**Aim:** Write out the records that appear below, verbatim and complete, but without pictures.

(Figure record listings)
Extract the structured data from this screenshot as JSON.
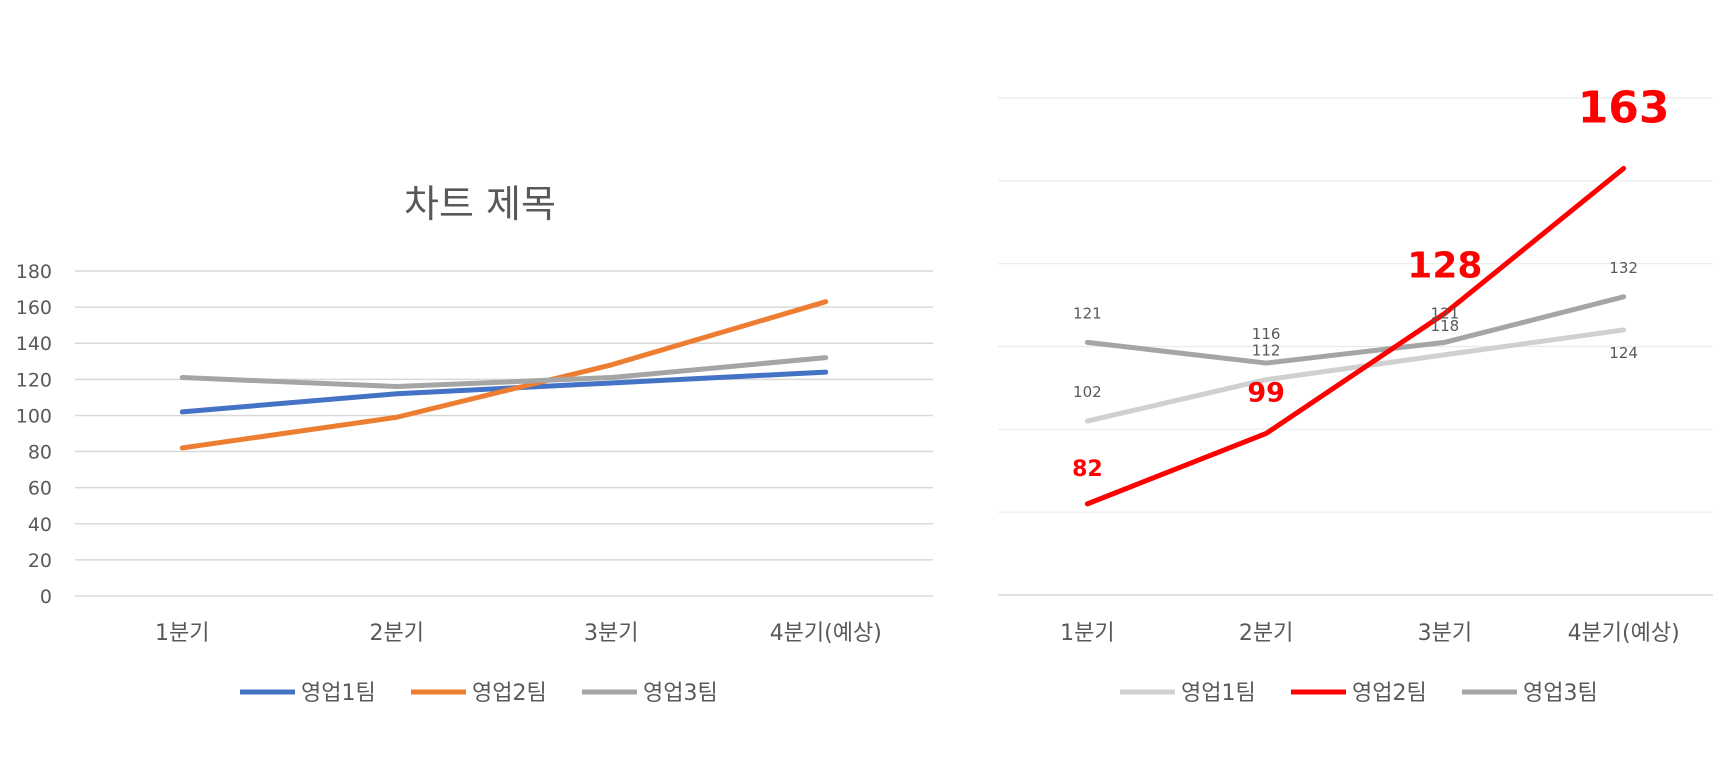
{
  "chart_data": [
    {
      "type": "line",
      "title": "차트 제목",
      "categories": [
        "1분기",
        "2분기",
        "3분기",
        "4분기(예상)"
      ],
      "ylim": [
        0,
        180
      ],
      "yticks": [
        0,
        20,
        40,
        60,
        80,
        100,
        120,
        140,
        160,
        180
      ],
      "grid": true,
      "legend": "bottom",
      "series": [
        {
          "name": "영업1팀",
          "values": [
            102,
            112,
            118,
            124
          ],
          "color": "#4472C4"
        },
        {
          "name": "영업2팀",
          "values": [
            82,
            99,
            128,
            163
          ],
          "color": "#ED7D31"
        },
        {
          "name": "영업3팀",
          "values": [
            121,
            116,
            121,
            132
          ],
          "color": "#A5A5A5"
        }
      ]
    },
    {
      "type": "line",
      "categories": [
        "1분기",
        "2분기",
        "3분기",
        "4분기(예상)"
      ],
      "ylim": [
        60,
        180
      ],
      "grid": true,
      "legend": "bottom",
      "data_labels": true,
      "series": [
        {
          "name": "영업1팀",
          "values": [
            102,
            112,
            118,
            124
          ],
          "color": "#D0D0D0"
        },
        {
          "name": "영업2팀",
          "values": [
            82,
            99,
            128,
            163
          ],
          "color": "#FF0000"
        },
        {
          "name": "영업3팀",
          "values": [
            121,
            116,
            121,
            132
          ],
          "color": "#A5A5A5"
        }
      ]
    }
  ]
}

**Result for this exercise:**
Extract the structured data from this screenshot as JSON.
{
  "chart_data": [
    {
      "type": "line",
      "title": "차트 제목",
      "categories": [
        "1분기",
        "2분기",
        "3분기",
        "4분기(예상)"
      ],
      "ylim": [
        0,
        180
      ],
      "yticks": [
        0,
        20,
        40,
        60,
        80,
        100,
        120,
        140,
        160,
        180
      ],
      "grid": true,
      "legend": "bottom",
      "series": [
        {
          "name": "영업1팀",
          "values": [
            102,
            112,
            118,
            124
          ],
          "color": "#4472C4"
        },
        {
          "name": "영업2팀",
          "values": [
            82,
            99,
            128,
            163
          ],
          "color": "#ED7D31"
        },
        {
          "name": "영업3팀",
          "values": [
            121,
            116,
            121,
            132
          ],
          "color": "#A5A5A5"
        }
      ]
    },
    {
      "type": "line",
      "categories": [
        "1분기",
        "2분기",
        "3분기",
        "4분기(예상)"
      ],
      "ylim": [
        60,
        180
      ],
      "grid": true,
      "legend": "bottom",
      "data_labels": true,
      "series": [
        {
          "name": "영업1팀",
          "values": [
            102,
            112,
            118,
            124
          ],
          "color": "#D0D0D0"
        },
        {
          "name": "영업2팀",
          "values": [
            82,
            99,
            128,
            163
          ],
          "color": "#FF0000"
        },
        {
          "name": "영업3팀",
          "values": [
            121,
            116,
            121,
            132
          ],
          "color": "#A5A5A5"
        }
      ]
    }
  ]
}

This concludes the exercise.